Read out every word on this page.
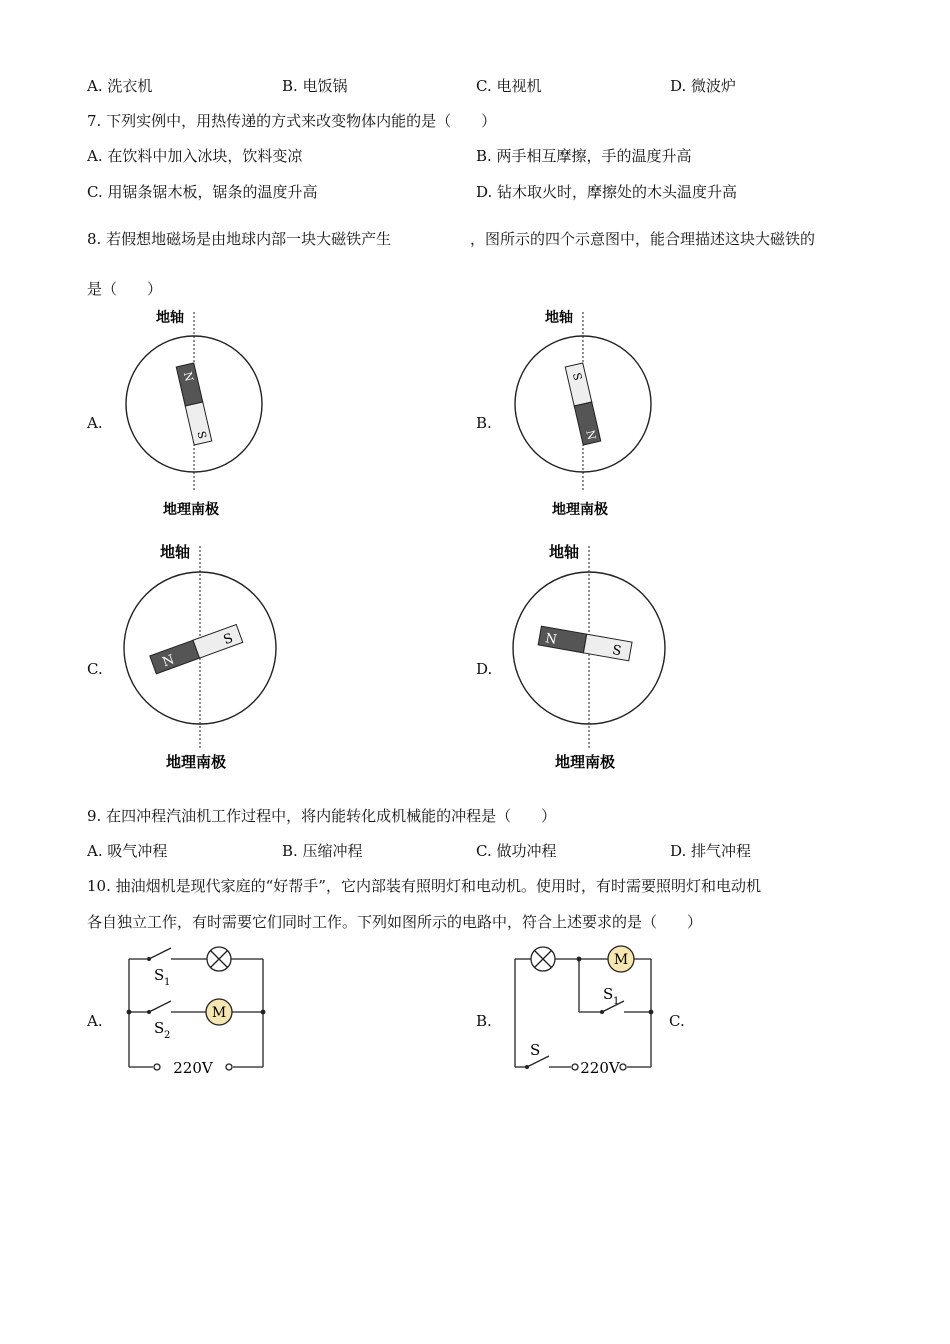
A. 洗衣机	B. 电饭锅	C. 电视机	D. 微波炉
7. 下列实例中，用热传递的方式来改变物体内能的是（　　）
A. 在饮料中加入冰块，饮料变凉	B. 两手相互摩擦，手的温度升高
C. 用锯条锯木板，锯条的温度升高	D. 钻木取火时，摩擦处的木头温度升高
8. 若假想地磁场是由地球内部一块大磁铁产生	，图所示的四个示意图中，能合理描述这块大磁铁的
是（　　）
A.	B.
C.	D.
地轴
N
S
地理南极
地轴
S
N
地理南极
地轴
N
S
地理南极
地轴
N
S
地理南极
9. 在四冲程汽油机工作过程中，将内能转化成机械能的冲程是（　　）
A. 吸气冲程	B. 压缩冲程	C. 做功冲程	D. 排气冲程
10. 抽油烟机是现代家庭的“好帮手”，它内部装有照明灯和电动机。使用时，有时需要照明灯和电动机
各自独立工作，有时需要它们同时工作。下列如图所示的电路中，符合上述要求的是（　　）
A.	B.	C.
M
S 1
S 2
220V
M
S 1
S
220V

☆ ☆ ☆

> Directive
Without the pictures, print the whole listing exactly as given.

> Result
Read out every word on this page.
A. 洗衣机	B. 电饭锅	C. 电视机	D. 微波炉
7. 下列实例中，用热传递的方式来改变物体内能的是（　　）
A. 在饮料中加入冰块，饮料变凉	B. 两手相互摩擦，手的温度升高
C. 用锯条锯木板，锯条的温度升高	D. 钻木取火时，摩擦处的木头温度升高
8. 若假想地磁场是由地球内部一块大磁铁产生	，图所示的四个示意图中，能合理描述这块大磁铁的
是（　　）
A.	B.
C.	D.
地轴
N
S
地理南极
地轴
S
N
地理南极
地轴
N
S
地理南极
地轴
N
S
地理南极
9. 在四冲程汽油机工作过程中，将内能转化成机械能的冲程是（　　）
A. 吸气冲程	B. 压缩冲程	C. 做功冲程	D. 排气冲程
10. 抽油烟机是现代家庭的“好帮手”，它内部装有照明灯和电动机。使用时，有时需要照明灯和电动机
各自独立工作，有时需要它们同时工作。下列如图所示的电路中，符合上述要求的是（　　）
A.	B.	C.
M
S 1
S 2
220V
M
S 1
S
220V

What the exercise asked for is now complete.